* _Instructions for the task_: Print the listing in its entirety and exactly, leaving out images.

Dataset items:
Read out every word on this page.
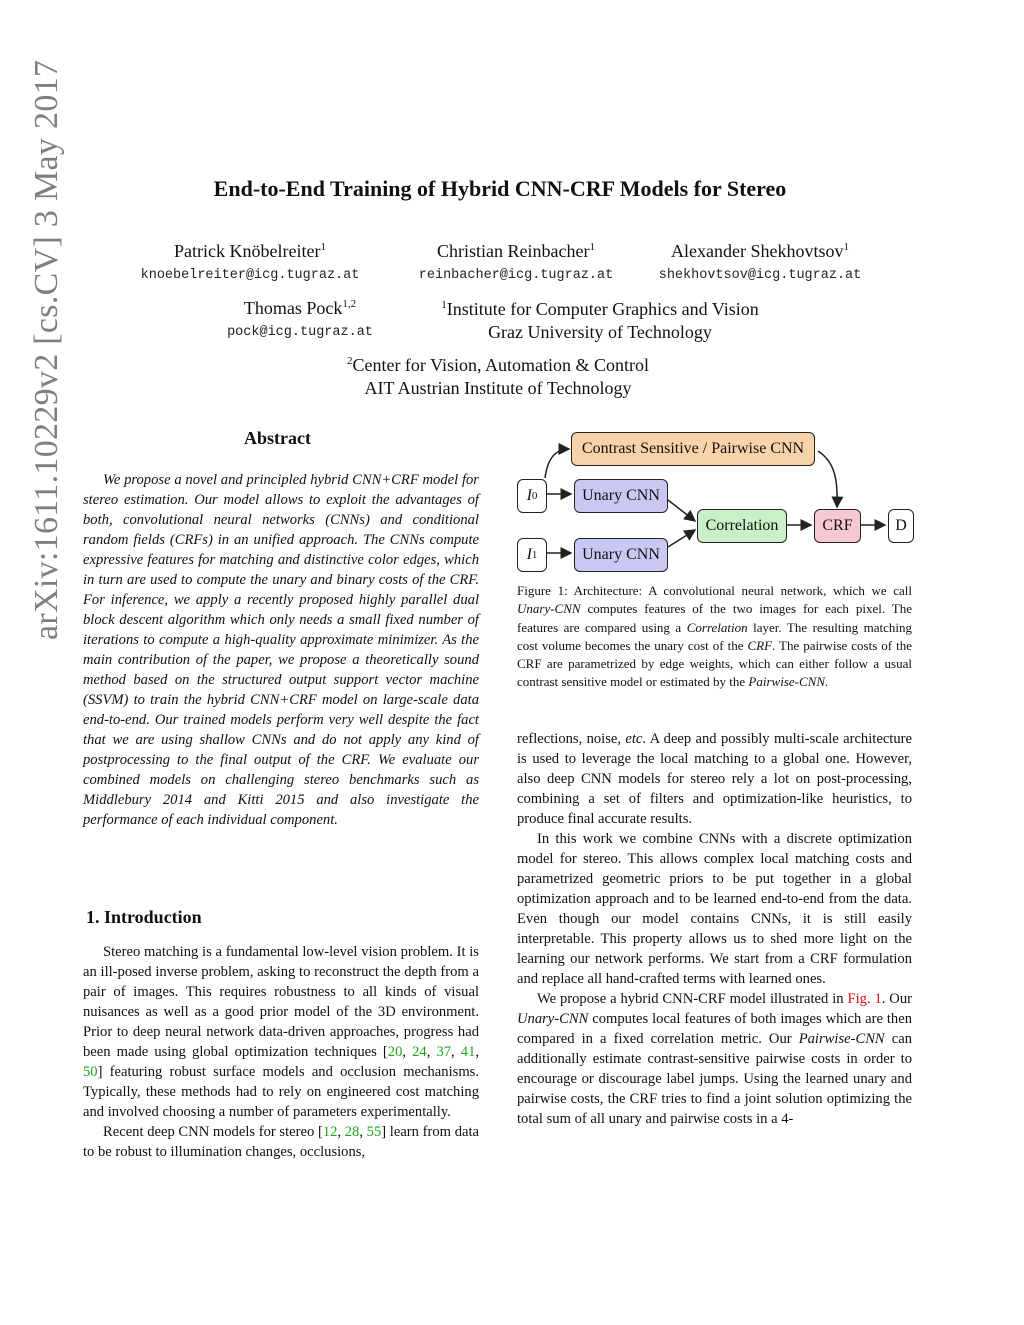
arXiv:1611.10229v2 [cs.CV] 3 May 2017	End-to-End Training of Hybrid CNN-CRF Models for Stereo
Patrick Knöbelreiter$^1$
knoebelreiter@icg.tugraz.at
Christian Reinbacher$^1$
reinbacher@icg.tugraz.at
Alexander Shekhovtsov$^1$
shekhovtsov@icg.tugraz.at
Thomas Pock$^{1,2}$
pock@icg.tugraz.at
$^1$Institute for Computer Graphics and Vision
Graz University of Technology
$^2$Center for Vision, Automation & Control
AIT Austrian Institute of Technology
Abstract

We propose a novel and principled hybrid CNN+CRF model for stereo estimation. Our model allows to exploit the advantages of both, convolutional neural networks (CNNs) and conditional random fields (CRFs) in an unified approach. The CNNs compute expressive features for matching and distinctive color edges, which in turn are used to compute the unary and binary costs of the CRF. For inference, we apply a recently proposed highly parallel dual block descent algorithm which only needs a small fixed number of iterations to compute a high-quality approximate minimizer. As the main contribution of the paper, we propose a theoretically sound method based on the structured output support vector machine (SSVM) to train the hybrid CNN+CRF model on large-scale data end-to-end. Our trained models perform very well despite the fact that we are using shallow CNNs and do not apply any kind of postprocessing to the final output of the CRF. We evaluate our combined models on challenging stereo benchmarks such as Middlebury 2014 and Kitti 2015 and also investigate the performance of each individual component.

1. Introduction

Stereo matching is a fundamental low-level vision problem. It is an ill-posed inverse problem, asking to reconstruct the depth from a pair of images. This requires robustness to all kinds of visual nuisances as well as a good prior model of the 3D environment. Prior to deep neural network data-driven approaches, progress had been made using global optimization techniques [20, 24, 37, 41, 50] featuring robust surface models and occlusion mechanisms. Typically, these methods had to rely on engineered cost matching and involved choosing a number of parameters experimentally.

Recent deep CNN models for stereo [12, 28, 55] learn from data to be robust to illumination changes, occlusions,

Contrast Sensitive / Pairwise CNN
I 0
I 1
Unary CNN
Unary CNN
Correlation	CRF	D
Figure 1: Architecture: A convolutional neural network, which we call Unary-CNN computes features of the two images for each pixel. The features are compared using a Correlation layer. The resulting matching cost volume becomes the unary cost of the CRF. The pairwise costs of the CRF are parametrized by edge weights, which can either follow a usual contrast sensitive model or estimated by the Pairwise-CNN.

reflections, noise, etc. A deep and possibly multi-scale architecture is used to leverage the local matching to a global one. However, also deep CNN models for stereo rely a lot on post-processing, combining a set of filters and optimization-like heuristics, to produce final accurate results.

In this work we combine CNNs with a discrete optimization model for stereo. This allows complex local matching costs and parametrized geometric priors to be put together in a global optimization approach and to be learned end-to-end from the data. Even though our model contains CNNs, it is still easily interpretable. This property allows us to shed more light on the learning our network performs. We start from a CRF formulation and replace all hand-crafted terms with learned ones.

We propose a hybrid CNN-CRF model illustrated in Fig. 1. Our Unary-CNN computes local features of both images which are then compared in a fixed correlation metric. Our Pairwise-CNN can additionally estimate contrast-sensitive pairwise costs in order to encourage or discourage label jumps. Using the learned unary and pairwise costs, the CRF tries to find a joint solution optimizing the total sum of all unary and pairwise costs in a 4-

* _Answer for the task_:
Read out every word on this page.
arXiv:1611.10229v2 [cs.CV] 3 May 2017	End-to-End Training of Hybrid CNN-CRF Models for Stereo
Patrick Knöbelreiter$^1$
knoebelreiter@icg.tugraz.at
Christian Reinbacher$^1$
reinbacher@icg.tugraz.at
Alexander Shekhovtsov$^1$
shekhovtsov@icg.tugraz.at
Thomas Pock$^{1,2}$
pock@icg.tugraz.at
$^1$Institute for Computer Graphics and Vision
Graz University of Technology
$^2$Center for Vision, Automation & Control
AIT Austrian Institute of Technology
Abstract

We propose a novel and principled hybrid CNN+CRF model for stereo estimation. Our model allows to exploit the advantages of both, convolutional neural networks (CNNs) and conditional random fields (CRFs) in an unified approach. The CNNs compute expressive features for matching and distinctive color edges, which in turn are used to compute the unary and binary costs of the CRF. For inference, we apply a recently proposed highly parallel dual block descent algorithm which only needs a small fixed number of iterations to compute a high-quality approximate minimizer. As the main contribution of the paper, we propose a theoretically sound method based on the structured output support vector machine (SSVM) to train the hybrid CNN+CRF model on large-scale data end-to-end. Our trained models perform very well despite the fact that we are using shallow CNNs and do not apply any kind of postprocessing to the final output of the CRF. We evaluate our combined models on challenging stereo benchmarks such as Middlebury 2014 and Kitti 2015 and also investigate the performance of each individual component.

1. Introduction

Stereo matching is a fundamental low-level vision problem. It is an ill-posed inverse problem, asking to reconstruct the depth from a pair of images. This requires robustness to all kinds of visual nuisances as well as a good prior model of the 3D environment. Prior to deep neural network data-driven approaches, progress had been made using global optimization techniques [20, 24, 37, 41, 50] featuring robust surface models and occlusion mechanisms. Typically, these methods had to rely on engineered cost matching and involved choosing a number of parameters experimentally.

Recent deep CNN models for stereo [12, 28, 55] learn from data to be robust to illumination changes, occlusions,

Contrast Sensitive / Pairwise CNN
I 0
I 1
Unary CNN
Unary CNN
Correlation	CRF	D
Figure 1: Architecture: A convolutional neural network, which we call Unary-CNN computes features of the two images for each pixel. The features are compared using a Correlation layer. The resulting matching cost volume becomes the unary cost of the CRF. The pairwise costs of the CRF are parametrized by edge weights, which can either follow a usual contrast sensitive model or estimated by the Pairwise-CNN.

reflections, noise, etc. A deep and possibly multi-scale architecture is used to leverage the local matching to a global one. However, also deep CNN models for stereo rely a lot on post-processing, combining a set of filters and optimization-like heuristics, to produce final accurate results.

In this work we combine CNNs with a discrete optimization model for stereo. This allows complex local matching costs and parametrized geometric priors to be put together in a global optimization approach and to be learned end-to-end from the data. Even though our model contains CNNs, it is still easily interpretable. This property allows us to shed more light on the learning our network performs. We start from a CRF formulation and replace all hand-crafted terms with learned ones.

We propose a hybrid CNN-CRF model illustrated in Fig. 1. Our Unary-CNN computes local features of both images which are then compared in a fixed correlation metric. Our Pairwise-CNN can additionally estimate contrast-sensitive pairwise costs in order to encourage or discourage label jumps. Using the learned unary and pairwise costs, the CRF tries to find a joint solution optimizing the total sum of all unary and pairwise costs in a 4-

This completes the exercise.